Re: French liaisons (was something else)
From: | Tristan McLeay <zsau@...> |
Date: | Sunday, February 8, 2004, 6:38 |
On Sat, 7 Feb 2004, Costentin Cornomorus wrote:
> --- Tristan McLeay <zsau@...> wrote:
>
> > The only fractions we use of dollars is cents
>
> Quite. US monetary law is a bit odd in this
> respect. Officially, our denominations are
> "cent", "dime", "dollar" and "eagle". 1c of
> course is a penny; a dime is 10c; a dollar is
> 100c and an eagle is 1000c. There was a proposal
> once upon a time for a "union" at 10000c, but
> that never really came to be.
Does anyone actually commonly and-not-self-conciously use eagles? or
perhaps I should say, what's the set that 'a quarter eagle' is
understandable in? Do your $10 notes say 'eagle' on them? You Americans
needlessly complicated your money with your pennies and nickels and dimes
and quarters and half-dollars and eagles...
> > (our coins come in 5, 10, 20
> > and the octagonal 50 cents (collectively
Actually it's 12 sides. More sides than it needs, at any rate.
> > silver) and $1 and $2 (collectively gold)).
>
> Good on yer for getting rid of the penny and two
> cent piece!
One and two cent pieces (collectively copper; pennies went with shillings
and pounds in the 60s, silly Americans-with-confusing-names-for-
everything) went out in 1991, the dollar and two dollar notes became
coins starting 1984. Our first plastic note was a special $10 note for the
bicentennial in 1988, but by now paper notes are something to be awed at,
old and special.
> What happens if you call em florins? ... Nn, no
> that's 20c Australian. Half florins? Shillings?
> :)
Yeah, shillings'd make sense. In the sixties when we decimalised our
currency there was a time when prices were things like $2.50 (25/-), or
such is the evidence from Melways edition 1 (1966, the year of the
conversion). Maybe we should just go full circle and revert to shillings
(but with no sub/superdenomination). OTOH, shillings are probably a wee
bit too British, too, or at least old-fashioned. OTTH, I'm sure Mr John
"Let's all go back to the fifties" Howard would quite like it.
==================================================
> _Given request_: Please pick up the list post on Australian and American money where it stops, and carry it on.

> _Data excerpt_:
==================================================
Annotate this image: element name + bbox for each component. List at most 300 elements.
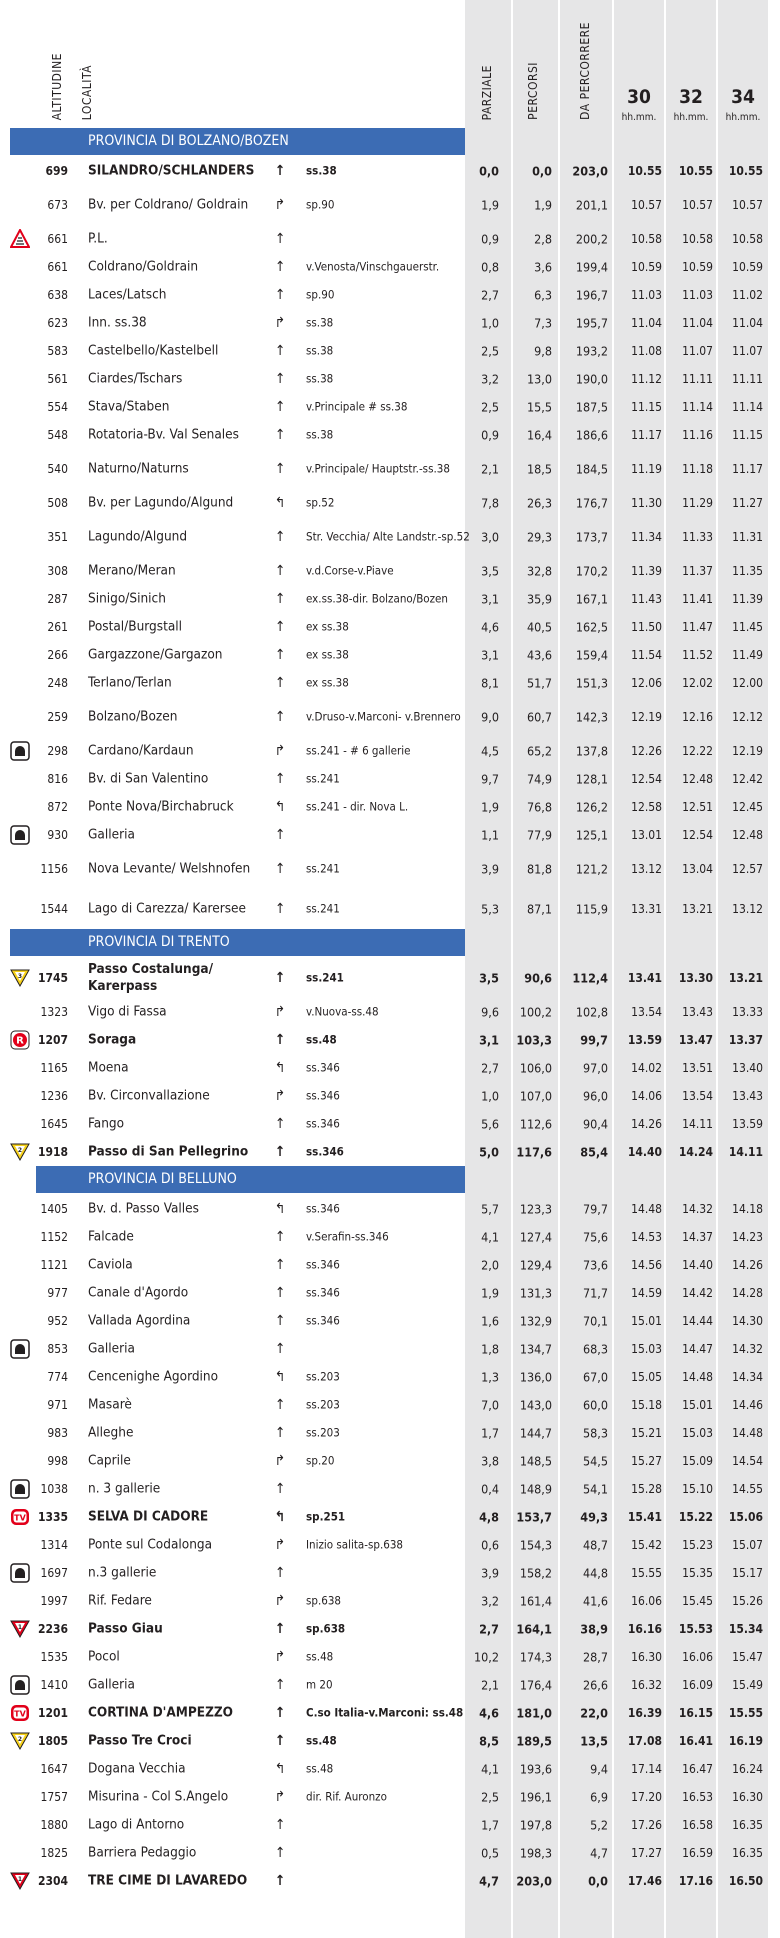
==================================================
> _The response_:
And perhaps if we just have shillings on their lonesome, it'll discourage
people from pricing things like 19/- instead of 20/- (or should it be 19s.
and 20s given the (proposed) absence of pence?). Silly people, what's
wrong with round numbers! But I doubt it. Nothing will make them give up
their annoying habits I imagine.
And there are probably psychological problems with say changing the price
of petrol from less than a fundamental currency unit a litre to almost 10
of them.
*Sigh*. Some people don't know a good idea when they hear it. But I have a
really good way of filtering good ideas, guaranteed no false-positives: If
I say it without implied or explicit disclaiming, it's a good idea :)
> > > LOL and to an American "two dollars fifty"
> > > sounds like someone putting
> > > on airs and/or trying to sound like a Brit!
> >
> > That surprises me no end (why, for instance, a
> > Brit?).
>
> Because they say things "tha??l be two squid
> fifty, guv" and similar. I guess if we REALLY
> want to sound rightpondian, we need to say "two
> dollars and fifty cee".
No? 'tha??u be two squid fi??y, guv'?
> > It probably doesn't
> > help that we say /dOl@z/ either, does it? :)
>
> Sounds perfectly Merkin! Somewhere in NE, anyway.
> Only don't tell yer dimehating mates! ;)
_ya_ dimehating mates, ya mean. (Stressing an inherently unstressed word?)
-------------------------------------------------- <- a ray [hehehe]
Adam Walker says:
> Because Brits are forever saying funny little ungramatical things like
> that just to make Americans snicker. Don't you watch TV?
Not that frequently, no :) And while the Brits are certainly the source of
most funny little ungramatical and other silly things, Americans aren't
exactly innocent of it either :P (But most of yours are pronunciation ...
'guard' for 'god' and so forth.)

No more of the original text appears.